Exercise goal - Go through the data and copy each line that holds "entwickeln".
*** Input Section Begins ***
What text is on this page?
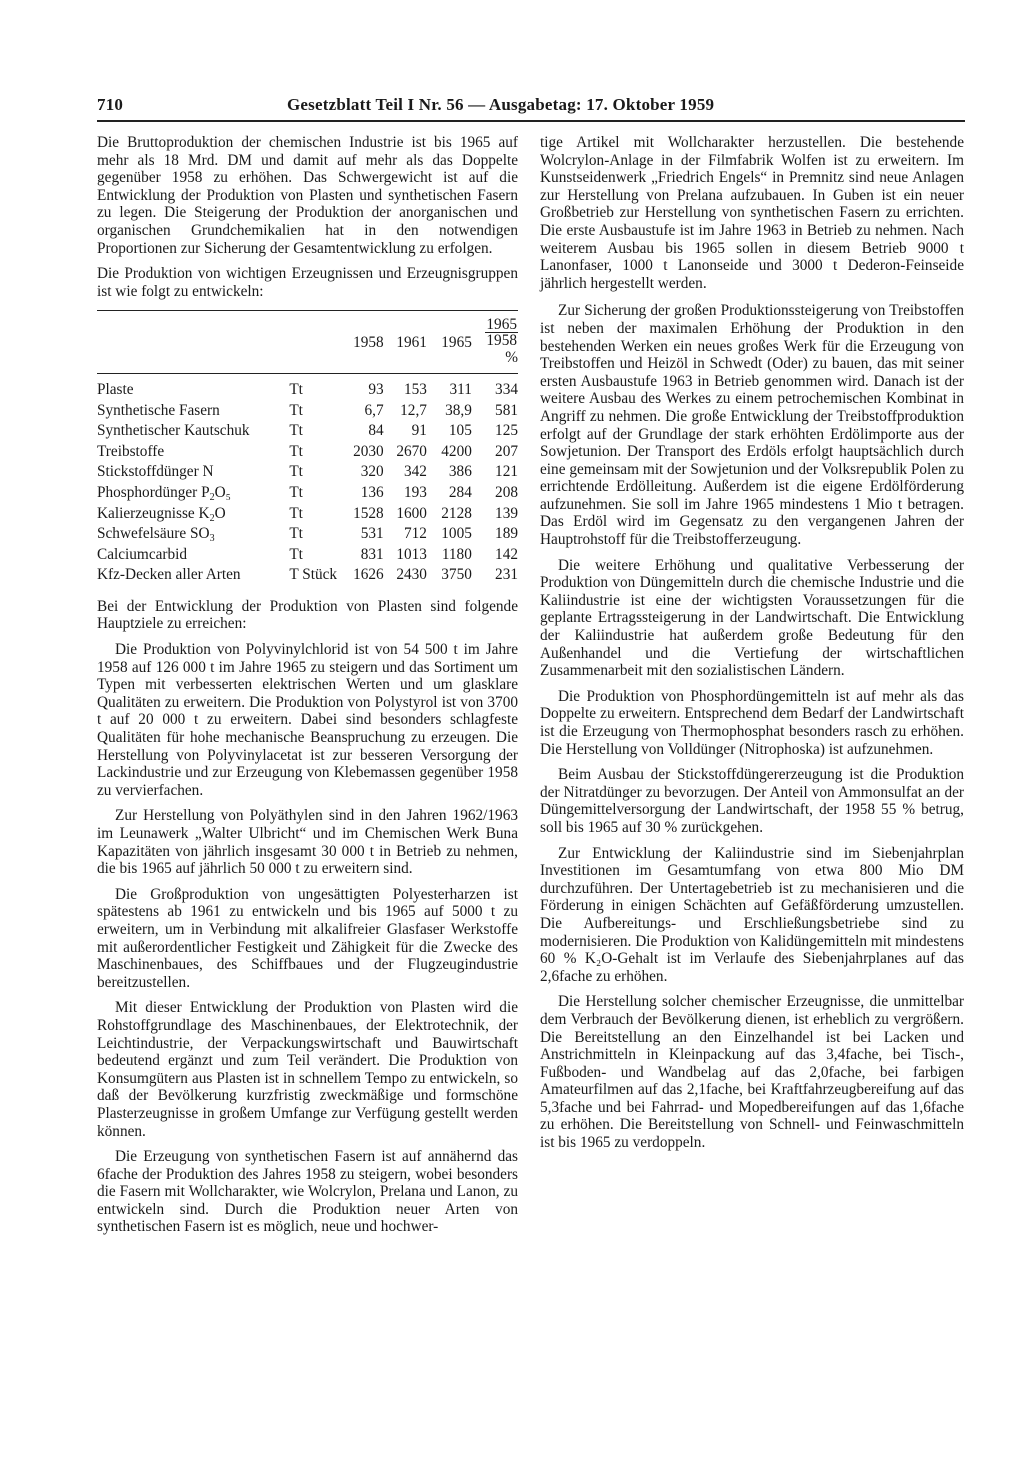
710	Gesetzblatt Teil I Nr. 56 — Ausgabetag: 17. Oktober 1959

Die Bruttoproduktion der chemischen Industrie ist bis 1965 auf mehr als 18 Mrd. DM und damit auf mehr als das Doppelte gegenüber 1958 zu erhöhen. Das Schwergewicht ist auf die Entwicklung der Produktion von Plasten und synthetischen Fasern zu legen. Die Steigerung der Produktion der anorganischen und organischen Grundchemikalien hat in den notwendigen Proportionen zur Sicherung der Gesamtentwicklung zu erfolgen.

Die Produktion von wichtigen Erzeugnissen und Erzeugnisgruppen ist wie folgt zu entwickeln:

		1958	1961	1965	$\frac{1965}{1958}$
%
Plaste	Tt	93	153	311	334
Synthetische Fasern	Tt	6,7	12,7	38,9	581
Synthetischer Kautschuk	Tt	84	91	105	125
Treibstoffe	Tt	2030	2670	4200	207
Stickstoffdünger N	Tt	320	342	386	121
Phosphordünger $P_2O_5$	Tt	136	193	284	208
Kalierzeugnisse $K_2O$	Tt	1528	1600	2128	139
Schwefelsäure $SO_3$	Tt	531	712	1005	189
Calciumcarbid	Tt	831	1013	1180	142
Kfz-Decken aller Arten	T Stück	1626	2430	3750	231

Bei der Entwicklung der Produktion von Plasten sind folgende Hauptziele zu erreichen:

Die Produktion von Polyvinylchlorid ist von 54 500 t im Jahre 1958 auf 126 000 t im Jahre 1965 zu steigern und das Sortiment um Typen mit verbesserten elektrischen Werten und um glasklare Qualitäten zu erweitern. Die Produktion von Polystyrol ist von 3700 t auf 20 000 t zu erweitern. Dabei sind besonders schlagfeste Qualitäten für hohe mechanische Beanspruchung zu erzeugen. Die Herstellung von Polyvinylacetat ist zur besseren Versorgung der Lackindustrie und zur Erzeugung von Klebemassen gegenüber 1958 zu vervierfachen.

Zur Herstellung von Polyäthylen sind in den Jahren 1962/1963 im Leunawerk „Walter Ulbricht“ und im Chemischen Werk Buna Kapazitäten von jährlich insgesamt 30 000 t in Betrieb zu nehmen, die bis 1965 auf jährlich 50 000 t zu erweitern sind.

Die Großproduktion von ungesättigten Polyesterharzen ist spätestens ab 1961 zu entwickeln und bis 1965 auf 5000 t zu erweitern, um in Verbindung mit alkalifreier Glasfaser Werkstoffe mit außerordentlicher Festigkeit und Zähigkeit für die Zwecke des Maschinenbaues, des Schiffbaues und der Flugzeugindustrie bereitzustellen.

Mit dieser Entwicklung der Produktion von Plasten wird die Rohstoffgrundlage des Maschinenbaues, der Elektrotechnik, der Leichtindustrie, der Verpackungswirtschaft und Bauwirtschaft bedeutend ergänzt und zum Teil verändert. Die Produktion von Konsumgütern aus Plasten ist in schnellem Tempo zu entwickeln, so daß der Bevölkerung kurzfristig zweckmäßige und formschöne Plasterzeugnisse in großem Umfange zur Verfügung gestellt werden können.

Die Erzeugung von synthetischen Fasern ist auf annähernd das 6fache der Produktion des Jahres 1958 zu steigern, wobei besonders die Fasern mit Wollcharakter, wie Wolcrylon, Prelana und Lanon, zu entwickeln sind. Durch die Produktion neuer Arten von synthetischen Fasern ist es möglich, neue und hochwer-

tige Artikel mit Wollcharakter herzustellen. Die bestehende Wolcrylon-Anlage in der Filmfabrik Wolfen ist zu erweitern. Im Kunstseidenwerk „Friedrich Engels“ in Premnitz sind neue Anlagen zur Herstellung von Prelana aufzubauen. In Guben ist ein neuer Großbetrieb zur Herstellung von synthetischen Fasern zu errichten. Die erste Ausbaustufe ist im Jahre 1963 in Betrieb zu nehmen. Nach weiterem Ausbau bis 1965 sollen in diesem Betrieb 9000 t Lanonfaser, 1000 t Lanonseide und 3000 t Dederon-Feinseide jährlich hergestellt werden.

Zur Sicherung der großen Produktionssteigerung von Treibstoffen ist neben der maximalen Erhöhung der Produktion in den bestehenden Werken ein neues großes Werk für die Erzeugung von Treibstoffen und Heizöl in Schwedt (Oder) zu bauen, das mit seiner ersten Ausbaustufe 1963 in Betrieb genommen wird. Danach ist der weitere Ausbau des Werkes zu einem petrochemischen Kombinat in Angriff zu nehmen. Die große Entwicklung der Treibstoffproduktion erfolgt auf der Grundlage der stark erhöhten Erdölimporte aus der Sowjetunion. Der Transport des Erdöls erfolgt hauptsächlich durch eine gemeinsam mit der Sowjetunion und der Volksrepublik Polen zu errichtende Erdölleitung. Außerdem ist die eigene Erdölförderung aufzunehmen. Sie soll im Jahre 1965 mindestens 1 Mio t betragen. Das Erdöl wird im Gegensatz zu den vergangenen Jahren der Hauptrohstoff für die Treibstofferzeugung.

Die weitere Erhöhung und qualitative Verbesserung der Produktion von Düngemitteln durch die chemische Industrie und die Kaliindustrie ist eine der wichtigsten Voraussetzungen für die geplante Ertragssteigerung in der Landwirtschaft. Die Entwicklung der Kaliindustrie hat außerdem große Bedeutung für den Außenhandel und die Vertiefung der wirtschaftlichen Zusammenarbeit mit den sozialistischen Ländern.

Die Produktion von Phosphordüngemitteln ist auf mehr als das Doppelte zu erweitern. Entsprechend dem Bedarf der Landwirtschaft ist die Erzeugung von Thermophosphat besonders rasch zu erhöhen. Die Herstellung von Volldünger (Nitrophoska) ist aufzunehmen.

Beim Ausbau der Stickstoffdüngererzeugung ist die Produktion der Nitratdünger zu bevorzugen. Der Anteil von Ammonsulfat an der Düngemittelversorgung der Landwirtschaft, der 1958 55 % betrug, soll bis 1965 auf 30 % zurückgehen.

Zur Entwicklung der Kaliindustrie sind im Siebenjahrplan Investitionen im Gesamtumfang von etwa 800 Mio DM durchzuführen. Der Untertagebetrieb ist zu mechanisieren und die Förderung in einigen Schächten auf Gefäßförderung umzustellen. Die Aufbereitungs- und Erschließungsbetriebe sind zu modernisieren. Die Produktion von Kalidüngemitteln mit mindestens 60 % K₂O-Gehalt ist im Verlaufe des Siebenjahrplanes auf das 2,6fache zu erhöhen.

Die Herstellung solcher chemischer Erzeugnisse, die unmittelbar dem Verbrauch der Bevölkerung dienen, ist erheblich zu vergrößern. Die Bereitstellung an den Einzelhandel ist bei Lacken und Anstrichmitteln in Kleinpackung auf das 3,4fache, bei Tisch-, Fußboden- und Wandbelag auf das 2,0fache, bei farbigen Amateurfilmen auf das 2,1fache, bei Kraftfahrzeugbereifung auf das 5,3fache und bei Fahrrad- und Mopedbereifungen auf das 1,6fache zu erhöhen. Die Bereitstellung von Schnell- und Feinwaschmitteln ist bis 1965 zu verdoppeln.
*** Input Section Ends ***
Final answer -
Die Produktion von wichtigen Erzeugnissen und Erzeugnisgruppen ist wie folgt zu entwickeln:
Die Großproduktion von ungesättigten Polyesterharzen ist spätestens ab 1961 zu entwickeln und bis 1965 auf 5000 t zu erweitern, um in Verbindung mit alkalifreier Glasfaser Werkstoffe mit außerordentlicher Festigkeit und Zähigkeit für die Zwecke des Maschinenbaues, des Schiffbaues und der Flugzeugindustrie bereitzustellen.
Mit dieser Entwicklung der Produktion von Plasten wird die Rohstoffgrundlage des Maschinenbaues, der Elektrotechnik, der Leichtindustrie, der Verpackungswirtschaft und Bauwirtschaft bedeutend ergänzt und zum Teil verändert. Die Produktion von Konsumgütern aus Plasten ist in schnellem Tempo zu entwickeln, so daß der Bevölkerung kurzfristig zweckmäßige und formschöne Plasterzeugnisse in großem Umfange zur Verfügung gestellt werden können.
Die Erzeugung von synthetischen Fasern ist auf annähernd das 6fache der Produktion des Jahres 1958 zu steigern, wobei besonders die Fasern mit Wollcharakter, wie Wolcrylon, Prelana und Lanon, zu entwickeln sind. Durch die Produktion neuer Arten von synthetischen Fasern ist es möglich, neue und hochwer-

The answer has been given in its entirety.